* [Problem]
Look through the material and copy each line holding "NAZIONALE".

* [Extracted entries]
☆ ☆ ☆ ☆ ☆
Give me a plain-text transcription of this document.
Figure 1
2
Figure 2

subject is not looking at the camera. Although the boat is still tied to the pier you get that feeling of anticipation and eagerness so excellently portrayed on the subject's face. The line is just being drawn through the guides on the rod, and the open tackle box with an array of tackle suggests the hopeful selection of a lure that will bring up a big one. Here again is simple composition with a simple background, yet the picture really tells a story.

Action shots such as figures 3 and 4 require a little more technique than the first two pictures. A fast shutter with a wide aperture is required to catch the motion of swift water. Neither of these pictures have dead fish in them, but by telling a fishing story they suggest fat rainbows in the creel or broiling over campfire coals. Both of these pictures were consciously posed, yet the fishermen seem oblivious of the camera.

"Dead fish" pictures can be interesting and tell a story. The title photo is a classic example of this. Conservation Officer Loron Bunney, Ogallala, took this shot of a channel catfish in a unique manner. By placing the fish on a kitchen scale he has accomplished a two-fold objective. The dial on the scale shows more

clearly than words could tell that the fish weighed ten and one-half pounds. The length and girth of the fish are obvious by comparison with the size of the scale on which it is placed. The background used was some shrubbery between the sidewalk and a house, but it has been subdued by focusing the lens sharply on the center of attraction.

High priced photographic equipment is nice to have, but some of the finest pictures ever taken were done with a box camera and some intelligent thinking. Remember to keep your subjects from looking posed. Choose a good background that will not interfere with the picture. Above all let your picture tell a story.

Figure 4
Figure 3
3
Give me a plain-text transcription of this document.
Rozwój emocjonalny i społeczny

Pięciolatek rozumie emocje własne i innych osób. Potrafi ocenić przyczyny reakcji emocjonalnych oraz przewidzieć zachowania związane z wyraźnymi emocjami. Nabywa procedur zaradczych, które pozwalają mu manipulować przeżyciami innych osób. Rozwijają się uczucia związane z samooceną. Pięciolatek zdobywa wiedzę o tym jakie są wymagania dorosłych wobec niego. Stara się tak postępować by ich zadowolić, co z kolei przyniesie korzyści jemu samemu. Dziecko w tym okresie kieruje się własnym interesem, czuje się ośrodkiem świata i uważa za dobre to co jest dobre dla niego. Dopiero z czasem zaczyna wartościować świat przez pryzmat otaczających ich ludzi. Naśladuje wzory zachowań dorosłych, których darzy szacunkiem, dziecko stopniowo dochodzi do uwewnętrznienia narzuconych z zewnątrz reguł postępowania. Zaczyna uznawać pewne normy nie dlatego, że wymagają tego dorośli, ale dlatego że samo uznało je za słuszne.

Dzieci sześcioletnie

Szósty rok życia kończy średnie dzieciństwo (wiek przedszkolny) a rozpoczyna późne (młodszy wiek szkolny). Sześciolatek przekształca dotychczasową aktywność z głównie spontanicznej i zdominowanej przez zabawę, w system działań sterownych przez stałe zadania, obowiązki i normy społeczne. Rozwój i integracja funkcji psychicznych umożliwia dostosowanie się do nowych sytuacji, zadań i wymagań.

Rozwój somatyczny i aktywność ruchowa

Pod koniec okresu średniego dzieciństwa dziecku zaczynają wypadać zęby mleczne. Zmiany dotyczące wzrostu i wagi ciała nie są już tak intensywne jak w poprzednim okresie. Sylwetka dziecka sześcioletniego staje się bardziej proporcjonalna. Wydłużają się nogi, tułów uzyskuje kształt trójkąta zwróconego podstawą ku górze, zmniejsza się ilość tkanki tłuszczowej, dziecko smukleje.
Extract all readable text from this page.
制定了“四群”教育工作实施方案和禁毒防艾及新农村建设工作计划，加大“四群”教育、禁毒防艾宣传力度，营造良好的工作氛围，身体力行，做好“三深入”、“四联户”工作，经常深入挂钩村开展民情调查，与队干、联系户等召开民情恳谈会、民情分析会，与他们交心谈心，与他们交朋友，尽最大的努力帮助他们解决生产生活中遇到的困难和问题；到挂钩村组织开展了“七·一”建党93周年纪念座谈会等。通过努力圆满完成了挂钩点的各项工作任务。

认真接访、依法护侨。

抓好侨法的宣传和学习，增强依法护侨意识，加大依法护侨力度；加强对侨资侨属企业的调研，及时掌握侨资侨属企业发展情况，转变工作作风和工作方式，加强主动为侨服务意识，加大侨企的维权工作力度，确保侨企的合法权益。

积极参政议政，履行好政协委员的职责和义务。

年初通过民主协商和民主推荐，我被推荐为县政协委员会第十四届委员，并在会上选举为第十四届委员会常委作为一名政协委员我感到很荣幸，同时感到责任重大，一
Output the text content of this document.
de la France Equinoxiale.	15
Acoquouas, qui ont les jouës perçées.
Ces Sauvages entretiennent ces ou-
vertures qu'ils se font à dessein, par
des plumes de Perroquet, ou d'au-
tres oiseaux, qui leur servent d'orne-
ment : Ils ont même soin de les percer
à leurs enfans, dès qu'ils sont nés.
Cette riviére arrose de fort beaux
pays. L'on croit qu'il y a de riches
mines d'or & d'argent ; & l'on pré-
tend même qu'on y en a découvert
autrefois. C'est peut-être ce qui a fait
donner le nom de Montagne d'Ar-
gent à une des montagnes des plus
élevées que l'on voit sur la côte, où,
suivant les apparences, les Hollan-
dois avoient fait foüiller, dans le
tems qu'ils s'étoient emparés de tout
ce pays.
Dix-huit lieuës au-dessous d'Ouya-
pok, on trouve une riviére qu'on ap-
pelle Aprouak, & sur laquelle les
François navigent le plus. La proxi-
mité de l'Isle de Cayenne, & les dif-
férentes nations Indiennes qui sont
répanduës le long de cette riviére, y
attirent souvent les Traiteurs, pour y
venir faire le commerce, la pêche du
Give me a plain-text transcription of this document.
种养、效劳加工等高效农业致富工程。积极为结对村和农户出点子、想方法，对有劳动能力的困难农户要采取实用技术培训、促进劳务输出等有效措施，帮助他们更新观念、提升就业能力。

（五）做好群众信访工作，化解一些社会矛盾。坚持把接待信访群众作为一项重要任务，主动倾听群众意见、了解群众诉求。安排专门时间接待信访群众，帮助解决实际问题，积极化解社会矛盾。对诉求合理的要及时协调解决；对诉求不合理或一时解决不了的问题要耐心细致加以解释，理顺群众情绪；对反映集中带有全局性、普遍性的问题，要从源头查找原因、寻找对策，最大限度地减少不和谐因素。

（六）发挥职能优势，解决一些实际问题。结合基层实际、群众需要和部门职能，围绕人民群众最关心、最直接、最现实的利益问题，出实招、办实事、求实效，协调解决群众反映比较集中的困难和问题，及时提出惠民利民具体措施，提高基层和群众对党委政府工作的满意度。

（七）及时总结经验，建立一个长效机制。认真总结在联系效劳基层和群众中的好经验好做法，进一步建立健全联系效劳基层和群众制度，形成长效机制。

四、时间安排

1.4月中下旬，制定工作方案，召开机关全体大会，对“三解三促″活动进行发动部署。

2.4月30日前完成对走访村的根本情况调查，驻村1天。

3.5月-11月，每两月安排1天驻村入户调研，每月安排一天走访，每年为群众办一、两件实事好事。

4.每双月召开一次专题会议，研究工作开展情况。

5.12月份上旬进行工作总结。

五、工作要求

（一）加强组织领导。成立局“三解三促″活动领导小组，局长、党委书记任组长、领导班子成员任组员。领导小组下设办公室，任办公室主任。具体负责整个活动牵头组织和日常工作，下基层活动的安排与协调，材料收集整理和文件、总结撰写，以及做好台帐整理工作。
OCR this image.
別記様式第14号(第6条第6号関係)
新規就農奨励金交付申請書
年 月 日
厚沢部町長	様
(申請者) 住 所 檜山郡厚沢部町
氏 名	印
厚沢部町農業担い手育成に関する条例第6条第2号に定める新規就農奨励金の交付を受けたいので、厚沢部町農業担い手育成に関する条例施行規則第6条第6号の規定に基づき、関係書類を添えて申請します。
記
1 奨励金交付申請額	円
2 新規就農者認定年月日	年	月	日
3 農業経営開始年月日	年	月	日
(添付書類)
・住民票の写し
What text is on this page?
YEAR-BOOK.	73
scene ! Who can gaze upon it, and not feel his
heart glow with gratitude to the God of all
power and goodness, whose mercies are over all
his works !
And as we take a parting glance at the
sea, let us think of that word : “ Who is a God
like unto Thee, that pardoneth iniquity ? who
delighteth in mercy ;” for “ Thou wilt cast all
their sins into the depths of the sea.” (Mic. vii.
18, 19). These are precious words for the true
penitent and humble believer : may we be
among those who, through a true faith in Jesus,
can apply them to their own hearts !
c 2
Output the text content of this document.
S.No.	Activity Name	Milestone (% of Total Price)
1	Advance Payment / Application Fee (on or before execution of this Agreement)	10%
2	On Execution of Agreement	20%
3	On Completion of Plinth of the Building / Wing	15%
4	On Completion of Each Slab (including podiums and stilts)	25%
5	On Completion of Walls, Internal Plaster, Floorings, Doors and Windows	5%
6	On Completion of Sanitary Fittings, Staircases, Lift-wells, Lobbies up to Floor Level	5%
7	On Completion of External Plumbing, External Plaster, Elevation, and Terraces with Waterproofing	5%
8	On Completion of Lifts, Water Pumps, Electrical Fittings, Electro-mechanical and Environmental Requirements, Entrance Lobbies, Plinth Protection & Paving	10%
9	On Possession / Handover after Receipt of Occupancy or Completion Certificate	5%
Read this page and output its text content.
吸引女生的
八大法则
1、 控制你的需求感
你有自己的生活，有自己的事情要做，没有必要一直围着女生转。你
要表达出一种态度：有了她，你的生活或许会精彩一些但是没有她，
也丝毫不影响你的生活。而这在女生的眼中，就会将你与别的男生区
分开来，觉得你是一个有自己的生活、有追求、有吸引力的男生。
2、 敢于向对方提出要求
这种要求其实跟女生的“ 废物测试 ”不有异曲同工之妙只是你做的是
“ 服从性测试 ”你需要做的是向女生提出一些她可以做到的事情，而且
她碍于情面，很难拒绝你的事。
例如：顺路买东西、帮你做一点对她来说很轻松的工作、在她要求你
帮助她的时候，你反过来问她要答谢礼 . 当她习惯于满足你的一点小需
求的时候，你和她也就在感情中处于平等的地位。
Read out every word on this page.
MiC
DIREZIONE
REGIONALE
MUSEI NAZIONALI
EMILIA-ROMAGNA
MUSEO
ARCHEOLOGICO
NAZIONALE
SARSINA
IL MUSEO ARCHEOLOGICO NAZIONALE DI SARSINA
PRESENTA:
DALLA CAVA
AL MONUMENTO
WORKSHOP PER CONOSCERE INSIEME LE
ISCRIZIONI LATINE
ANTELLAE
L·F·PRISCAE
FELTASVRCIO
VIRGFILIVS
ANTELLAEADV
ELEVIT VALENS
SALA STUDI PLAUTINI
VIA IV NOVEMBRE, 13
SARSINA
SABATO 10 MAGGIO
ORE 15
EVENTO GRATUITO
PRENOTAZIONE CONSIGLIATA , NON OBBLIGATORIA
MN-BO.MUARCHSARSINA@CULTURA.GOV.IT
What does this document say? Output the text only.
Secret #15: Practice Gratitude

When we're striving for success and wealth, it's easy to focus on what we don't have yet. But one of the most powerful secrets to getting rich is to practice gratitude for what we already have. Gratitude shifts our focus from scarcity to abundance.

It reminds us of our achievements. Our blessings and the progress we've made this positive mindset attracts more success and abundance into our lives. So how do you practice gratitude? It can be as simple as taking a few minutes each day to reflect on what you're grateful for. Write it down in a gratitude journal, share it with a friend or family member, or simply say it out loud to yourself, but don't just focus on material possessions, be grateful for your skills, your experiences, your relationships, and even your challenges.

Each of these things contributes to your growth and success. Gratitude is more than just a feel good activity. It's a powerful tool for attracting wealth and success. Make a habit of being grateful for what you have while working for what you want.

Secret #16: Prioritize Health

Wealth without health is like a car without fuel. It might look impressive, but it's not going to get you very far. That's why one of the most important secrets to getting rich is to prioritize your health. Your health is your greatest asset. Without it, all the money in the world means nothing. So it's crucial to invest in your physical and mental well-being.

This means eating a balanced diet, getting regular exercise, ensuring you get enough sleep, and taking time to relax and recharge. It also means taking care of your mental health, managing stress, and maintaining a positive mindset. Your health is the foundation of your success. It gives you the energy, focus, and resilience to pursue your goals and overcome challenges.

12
☆ ☆ ☆ ☆ ☆
* [Solution to the problem]
NAZIONALE
IL MUSEO ARCHEOLOGICO NAZIONALE DI SARSINA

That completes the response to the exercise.